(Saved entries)
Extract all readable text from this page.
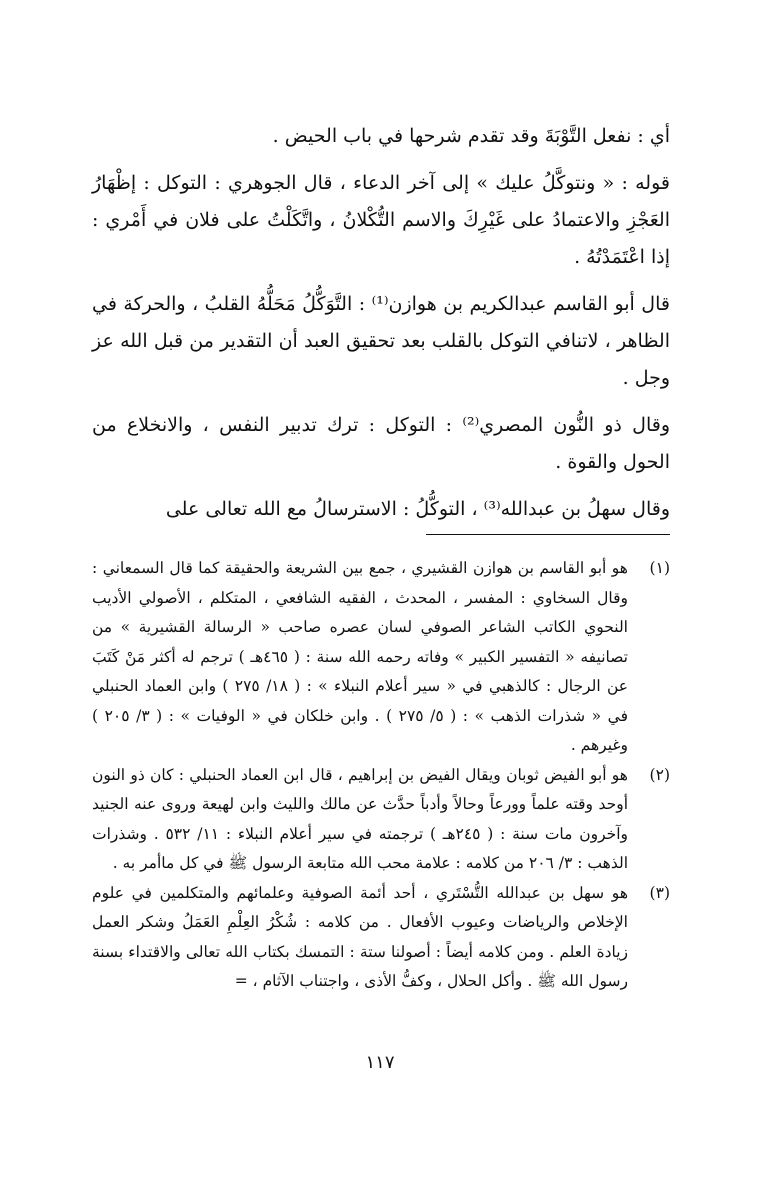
أي : نفعل التَّوْبَةَ وقد تقدم شرحها في باب الحيض .

قوله : « ونتوكَّلُ عليك » إلى آخر الدعاء ، قال الجوهري : التوكل : إظْهَارُ العَجْزِ والاعتمادُ على غَيْرِكَ والاسم التُّكْلانُ ، واتَّكَلْتُ على فلان في أَمْري : إذا اعْتَمَدْتُهُ .

قال أبو القاسم عبدالكريم بن هوازن⁽¹⁾ : التَّوَكُّلُ مَحَلُّهُ القلبُ ، والحركة في الظاهر ، لاتنافي التوكل بالقلب بعد تحقيق العبد أن التقدير من قبل الله عز وجل .

وقال ذو النُّون المصري⁽²⁾ : التوكل : ترك تدبير النفس ، والانخلاع من الحول والقوة .

وقال سهلُ بن عبدالله⁽³⁾ ، التوكُّلُ : الاسترسالُ مع الله تعالى على

(١)
هو أبو القاسم بن هوازن القشيري ، جمع بين الشريعة والحقيقة كما قال السمعاني : وقال السخاوي : المفسر ، المحدث ، الفقيه الشافعي ، المتكلم ، الأصولي الأديب النحوي الكاتب الشاعر الصوفي لسان عصره صاحب « الرسالة القشيرية » من تصانيفه « التفسير الكبير » وفاته رحمه الله سنة : ( ٤٦٥هـ ) ترجم له أكثر مَنْ كَتَبَ عن الرجال : كالذهبي في « سير أعلام النبلاء » : ( ١٨/ ٢٧٥ ) وابن العماد الحنبلي في « شذرات الذهب » : ( ٥/ ٢٧٥ ) . وابن خلكان في « الوفيات » : ( ٣/ ٢٠٥ ) وغيرهم .
(٢)
هو أبو الفيض ثوبان ويقال الفيض بن إبراهيم ، قال ابن العماد الحنبلي : كان ذو النون أوحد وقته علماً وورعاً وحالاً وأدباً حدَّث عن مالك والليث وابن لهيعة وروى عنه الجنيد وآخرون مات سنة : ( ٢٤٥هـ ) ترجمته في سير أعلام النبلاء : ١١/ ٥٣٢ . وشذرات الذهب : ٣/ ٢٠٦ من كلامه : علامة محب الله متابعة الرسول ﷺ في كل ماأمر به .
(٣)
هو سهل بن عبدالله التُّسْتَري ، أحد أئمة الصوفية وعلمائهم والمتكلمين في علوم الإخلاص والرياضات وعيوب الأفعال . من كلامه : شُكْرُ العِلْمِ العَمَلُ وشكر العمل زيادة العلم . ومن كلامه أيضاً : أصولنا ستة : التمسك بكتاب الله تعالى والاقتداء بسنة رسول الله ﷺ . وأكل الحلال ، وكفُّ الأذى ، واجتناب الآثام ، =
١١٧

● **TASK PROMPT**
Give back each entry exactly as it appears, with no pictures.

● **FINISHED ANSWER**
Extract all readable text from this page.
أي : نفعل التَّوْبَةَ وقد تقدم شرحها في باب الحيض .

قوله : « ونتوكَّلُ عليك » إلى آخر الدعاء ، قال الجوهري : التوكل : إظْهَارُ العَجْزِ والاعتمادُ على غَيْرِكَ والاسم التُّكْلانُ ، واتَّكَلْتُ على فلان في أَمْري : إذا اعْتَمَدْتُهُ .

قال أبو القاسم عبدالكريم بن هوازن⁽¹⁾ : التَّوَكُّلُ مَحَلُّهُ القلبُ ، والحركة في الظاهر ، لاتنافي التوكل بالقلب بعد تحقيق العبد أن التقدير من قبل الله عز وجل .

وقال ذو النُّون المصري⁽²⁾ : التوكل : ترك تدبير النفس ، والانخلاع من الحول والقوة .

وقال سهلُ بن عبدالله⁽³⁾ ، التوكُّلُ : الاسترسالُ مع الله تعالى على

(١)
هو أبو القاسم بن هوازن القشيري ، جمع بين الشريعة والحقيقة كما قال السمعاني : وقال السخاوي : المفسر ، المحدث ، الفقيه الشافعي ، المتكلم ، الأصولي الأديب النحوي الكاتب الشاعر الصوفي لسان عصره صاحب « الرسالة القشيرية » من تصانيفه « التفسير الكبير » وفاته رحمه الله سنة : ( ٤٦٥هـ ) ترجم له أكثر مَنْ كَتَبَ عن الرجال : كالذهبي في « سير أعلام النبلاء » : ( ١٨/ ٢٧٥ ) وابن العماد الحنبلي في « شذرات الذهب » : ( ٥/ ٢٧٥ ) . وابن خلكان في « الوفيات » : ( ٣/ ٢٠٥ ) وغيرهم .
(٢)
هو أبو الفيض ثوبان ويقال الفيض بن إبراهيم ، قال ابن العماد الحنبلي : كان ذو النون أوحد وقته علماً وورعاً وحالاً وأدباً حدَّث عن مالك والليث وابن لهيعة وروى عنه الجنيد وآخرون مات سنة : ( ٢٤٥هـ ) ترجمته في سير أعلام النبلاء : ١١/ ٥٣٢ . وشذرات الذهب : ٣/ ٢٠٦ من كلامه : علامة محب الله متابعة الرسول ﷺ في كل ماأمر به .
(٣)
هو سهل بن عبدالله التُّسْتَري ، أحد أئمة الصوفية وعلمائهم والمتكلمين في علوم الإخلاص والرياضات وعيوب الأفعال . من كلامه : شُكْرُ العِلْمِ العَمَلُ وشكر العمل زيادة العلم . ومن كلامه أيضاً : أصولنا ستة : التمسك بكتاب الله تعالى والاقتداء بسنة رسول الله ﷺ . وأكل الحلال ، وكفُّ الأذى ، واجتناب الآثام ، =
١١٧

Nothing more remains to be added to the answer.